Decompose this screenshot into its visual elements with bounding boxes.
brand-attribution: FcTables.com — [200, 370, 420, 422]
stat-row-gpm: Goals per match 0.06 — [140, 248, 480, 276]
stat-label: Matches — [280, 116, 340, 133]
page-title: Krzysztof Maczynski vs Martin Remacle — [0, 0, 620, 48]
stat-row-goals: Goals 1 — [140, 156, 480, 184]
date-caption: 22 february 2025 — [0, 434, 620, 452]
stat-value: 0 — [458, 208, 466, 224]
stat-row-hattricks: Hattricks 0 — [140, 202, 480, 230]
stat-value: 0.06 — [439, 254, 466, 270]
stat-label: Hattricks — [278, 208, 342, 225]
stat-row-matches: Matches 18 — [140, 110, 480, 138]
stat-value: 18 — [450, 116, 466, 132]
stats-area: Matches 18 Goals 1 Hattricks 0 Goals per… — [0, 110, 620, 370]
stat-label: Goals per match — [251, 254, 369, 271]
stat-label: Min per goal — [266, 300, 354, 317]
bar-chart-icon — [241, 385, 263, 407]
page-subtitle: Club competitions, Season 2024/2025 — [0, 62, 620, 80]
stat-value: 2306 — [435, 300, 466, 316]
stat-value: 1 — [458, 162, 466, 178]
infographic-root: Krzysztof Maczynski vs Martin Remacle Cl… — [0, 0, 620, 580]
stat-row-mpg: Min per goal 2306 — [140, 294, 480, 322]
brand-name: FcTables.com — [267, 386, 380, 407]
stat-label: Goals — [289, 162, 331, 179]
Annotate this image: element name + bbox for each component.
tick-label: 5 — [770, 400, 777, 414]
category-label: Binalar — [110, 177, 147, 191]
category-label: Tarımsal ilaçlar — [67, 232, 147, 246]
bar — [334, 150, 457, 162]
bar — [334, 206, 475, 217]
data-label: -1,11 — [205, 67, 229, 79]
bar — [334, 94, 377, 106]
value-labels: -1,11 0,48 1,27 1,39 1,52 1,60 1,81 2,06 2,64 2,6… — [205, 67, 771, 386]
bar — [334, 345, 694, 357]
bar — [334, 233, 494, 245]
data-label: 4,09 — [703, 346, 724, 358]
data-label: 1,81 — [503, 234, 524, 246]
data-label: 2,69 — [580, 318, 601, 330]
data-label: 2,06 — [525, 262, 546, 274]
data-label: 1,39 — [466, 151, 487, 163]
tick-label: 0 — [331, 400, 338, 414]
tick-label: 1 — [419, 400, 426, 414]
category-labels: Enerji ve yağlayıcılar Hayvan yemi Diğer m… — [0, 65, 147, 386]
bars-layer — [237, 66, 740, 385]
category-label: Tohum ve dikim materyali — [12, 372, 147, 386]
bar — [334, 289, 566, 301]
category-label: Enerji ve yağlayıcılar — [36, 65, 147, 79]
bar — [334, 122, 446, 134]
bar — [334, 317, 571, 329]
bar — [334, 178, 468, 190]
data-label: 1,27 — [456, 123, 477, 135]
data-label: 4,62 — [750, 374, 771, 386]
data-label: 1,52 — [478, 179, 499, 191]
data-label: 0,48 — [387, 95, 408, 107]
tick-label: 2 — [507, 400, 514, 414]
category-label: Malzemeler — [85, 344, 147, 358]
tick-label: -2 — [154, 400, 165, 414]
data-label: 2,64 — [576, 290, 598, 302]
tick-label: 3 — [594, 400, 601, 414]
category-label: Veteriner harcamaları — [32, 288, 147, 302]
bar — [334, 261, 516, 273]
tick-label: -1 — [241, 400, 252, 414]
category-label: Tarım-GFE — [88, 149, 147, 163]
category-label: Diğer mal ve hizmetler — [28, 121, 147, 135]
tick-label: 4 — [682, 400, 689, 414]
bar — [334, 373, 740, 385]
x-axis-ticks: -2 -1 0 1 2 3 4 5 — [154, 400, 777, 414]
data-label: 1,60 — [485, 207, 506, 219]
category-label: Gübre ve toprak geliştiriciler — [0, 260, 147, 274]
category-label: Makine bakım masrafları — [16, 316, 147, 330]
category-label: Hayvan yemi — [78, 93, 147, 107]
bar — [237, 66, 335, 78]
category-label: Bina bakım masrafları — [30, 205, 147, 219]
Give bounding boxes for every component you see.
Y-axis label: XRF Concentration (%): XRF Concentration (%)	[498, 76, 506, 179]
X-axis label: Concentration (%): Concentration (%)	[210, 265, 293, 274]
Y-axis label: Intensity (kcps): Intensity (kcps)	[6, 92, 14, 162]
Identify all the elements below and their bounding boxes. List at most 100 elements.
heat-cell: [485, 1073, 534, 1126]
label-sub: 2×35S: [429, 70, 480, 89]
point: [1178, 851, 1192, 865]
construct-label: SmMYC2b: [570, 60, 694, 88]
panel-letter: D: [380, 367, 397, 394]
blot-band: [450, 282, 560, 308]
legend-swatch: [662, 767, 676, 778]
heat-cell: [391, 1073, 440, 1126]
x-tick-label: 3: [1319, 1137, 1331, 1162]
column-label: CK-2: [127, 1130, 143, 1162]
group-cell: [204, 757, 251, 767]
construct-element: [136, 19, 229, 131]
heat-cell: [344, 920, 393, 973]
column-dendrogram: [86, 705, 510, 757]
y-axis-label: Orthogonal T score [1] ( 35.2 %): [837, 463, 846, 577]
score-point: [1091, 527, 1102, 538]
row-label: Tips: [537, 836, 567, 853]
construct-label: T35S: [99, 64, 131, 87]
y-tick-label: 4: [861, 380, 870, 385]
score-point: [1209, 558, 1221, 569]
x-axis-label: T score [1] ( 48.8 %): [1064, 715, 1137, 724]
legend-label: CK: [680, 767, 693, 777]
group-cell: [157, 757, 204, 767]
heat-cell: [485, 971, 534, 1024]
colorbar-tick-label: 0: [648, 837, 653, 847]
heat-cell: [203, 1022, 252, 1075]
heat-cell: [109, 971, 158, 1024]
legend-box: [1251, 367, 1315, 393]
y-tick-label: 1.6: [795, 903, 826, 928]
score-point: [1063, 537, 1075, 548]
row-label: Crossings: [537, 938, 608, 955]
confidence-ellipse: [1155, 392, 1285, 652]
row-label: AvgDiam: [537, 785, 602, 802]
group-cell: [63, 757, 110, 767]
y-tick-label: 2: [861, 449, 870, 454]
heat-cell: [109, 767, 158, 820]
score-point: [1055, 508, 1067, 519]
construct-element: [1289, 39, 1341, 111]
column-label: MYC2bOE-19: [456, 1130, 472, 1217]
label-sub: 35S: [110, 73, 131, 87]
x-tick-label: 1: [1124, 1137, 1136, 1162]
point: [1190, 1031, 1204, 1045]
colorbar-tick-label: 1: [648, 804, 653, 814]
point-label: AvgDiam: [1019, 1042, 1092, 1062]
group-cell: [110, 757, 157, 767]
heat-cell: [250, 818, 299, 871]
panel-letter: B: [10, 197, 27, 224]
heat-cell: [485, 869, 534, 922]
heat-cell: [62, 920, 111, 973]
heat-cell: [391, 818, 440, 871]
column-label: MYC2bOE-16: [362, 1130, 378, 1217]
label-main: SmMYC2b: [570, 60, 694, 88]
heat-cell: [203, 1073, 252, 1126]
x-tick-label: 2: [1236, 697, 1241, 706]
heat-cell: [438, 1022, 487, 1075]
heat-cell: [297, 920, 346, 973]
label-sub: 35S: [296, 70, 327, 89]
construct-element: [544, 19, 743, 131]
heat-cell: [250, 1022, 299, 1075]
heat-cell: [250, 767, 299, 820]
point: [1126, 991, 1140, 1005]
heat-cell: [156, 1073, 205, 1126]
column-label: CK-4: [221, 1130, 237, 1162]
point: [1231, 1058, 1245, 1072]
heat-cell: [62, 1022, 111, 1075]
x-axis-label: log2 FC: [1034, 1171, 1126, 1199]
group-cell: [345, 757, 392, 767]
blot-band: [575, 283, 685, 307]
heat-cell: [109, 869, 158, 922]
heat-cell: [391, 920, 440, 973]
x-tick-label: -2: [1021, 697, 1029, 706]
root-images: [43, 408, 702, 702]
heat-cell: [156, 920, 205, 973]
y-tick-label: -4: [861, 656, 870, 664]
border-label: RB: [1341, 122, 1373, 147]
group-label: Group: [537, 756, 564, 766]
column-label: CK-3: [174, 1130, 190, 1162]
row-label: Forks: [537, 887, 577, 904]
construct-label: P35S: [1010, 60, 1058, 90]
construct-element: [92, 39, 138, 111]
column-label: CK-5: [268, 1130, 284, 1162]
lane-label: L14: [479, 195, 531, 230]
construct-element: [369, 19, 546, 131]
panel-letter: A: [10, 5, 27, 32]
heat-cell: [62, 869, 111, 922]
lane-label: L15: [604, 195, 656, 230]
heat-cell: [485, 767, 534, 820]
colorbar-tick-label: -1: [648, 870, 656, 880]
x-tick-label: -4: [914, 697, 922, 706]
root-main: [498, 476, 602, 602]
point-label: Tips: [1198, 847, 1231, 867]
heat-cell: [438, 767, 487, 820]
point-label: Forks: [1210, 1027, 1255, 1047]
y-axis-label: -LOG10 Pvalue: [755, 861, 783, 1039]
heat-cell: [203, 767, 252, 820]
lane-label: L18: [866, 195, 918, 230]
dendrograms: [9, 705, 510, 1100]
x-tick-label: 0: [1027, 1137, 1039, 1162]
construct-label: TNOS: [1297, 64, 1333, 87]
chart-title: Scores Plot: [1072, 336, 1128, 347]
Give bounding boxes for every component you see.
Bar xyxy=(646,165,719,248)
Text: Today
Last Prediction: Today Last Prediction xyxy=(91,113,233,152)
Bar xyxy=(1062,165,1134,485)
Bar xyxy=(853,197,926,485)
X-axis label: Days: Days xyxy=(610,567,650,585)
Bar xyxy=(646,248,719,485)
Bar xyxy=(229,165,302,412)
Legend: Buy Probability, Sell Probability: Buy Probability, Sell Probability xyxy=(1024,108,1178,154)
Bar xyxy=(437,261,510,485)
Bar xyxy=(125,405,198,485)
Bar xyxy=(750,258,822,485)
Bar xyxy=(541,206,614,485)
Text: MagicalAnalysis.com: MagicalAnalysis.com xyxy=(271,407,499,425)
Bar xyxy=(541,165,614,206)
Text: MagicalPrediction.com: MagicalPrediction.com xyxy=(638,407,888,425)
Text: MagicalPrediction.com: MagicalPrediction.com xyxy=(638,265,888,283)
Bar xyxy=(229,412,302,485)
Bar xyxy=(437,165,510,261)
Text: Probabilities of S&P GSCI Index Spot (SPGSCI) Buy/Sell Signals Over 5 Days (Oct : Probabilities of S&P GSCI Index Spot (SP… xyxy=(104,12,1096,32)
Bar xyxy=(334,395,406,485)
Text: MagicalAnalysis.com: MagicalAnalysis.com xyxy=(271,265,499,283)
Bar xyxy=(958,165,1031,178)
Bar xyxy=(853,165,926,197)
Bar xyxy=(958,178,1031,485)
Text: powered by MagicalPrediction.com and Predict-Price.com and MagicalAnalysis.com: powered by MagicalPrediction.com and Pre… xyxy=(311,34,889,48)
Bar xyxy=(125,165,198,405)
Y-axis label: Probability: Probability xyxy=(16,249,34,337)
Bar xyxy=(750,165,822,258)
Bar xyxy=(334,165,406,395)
+++++
## [Aim]
Arrange the records as a numbered list, from the first line through the line containing "stat-value: 1 — [458, 162, 466, 178]", leaving out any blank lines.

## [Result below]
1. Decompose this screenshot into its visual elements with bounding boxes.
2. brand-attribution: FcTables.com — [200, 370, 420, 422]
3. stat-row-gpm: Goals per match 0.06 — [140, 248, 480, 276]
4. stat-label: Matches — [280, 116, 340, 133]
5. page-title: Krzysztof Maczynski vs Martin Remacle — [0, 0, 620, 48]
6. stat-row-goals: Goals 1 — [140, 156, 480, 184]
7. date-caption: 22 february 2025 — [0, 434, 620, 452]
8. stat-value: 0 — [458, 208, 466, 224]
9. stat-row-hattricks: Hattricks 0 — [140, 202, 480, 230]
10. stat-value: 0.06 — [439, 254, 466, 270]
11. stat-label: Hattricks — [278, 208, 342, 225]
12. stat-row-matches: Matches 18 — [140, 110, 480, 138]
13. stat-value: 18 — [450, 116, 466, 132]
14. stats-area: Matches 18 Goals 1 Hattricks 0 Goals per… — [0, 110, 620, 370]
15. stat-label: Goals per match — [251, 254, 369, 271]
16. stat-label: Min per goal — [266, 300, 354, 317]
17. bar-chart-icon — [241, 385, 263, 407]
18. page-subtitle: Club competitions, Season 2024/2025 — [0, 62, 620, 80]
19. stat-value: 2306 — [435, 300, 466, 316]
20. stat-value: 1 — [458, 162, 466, 178]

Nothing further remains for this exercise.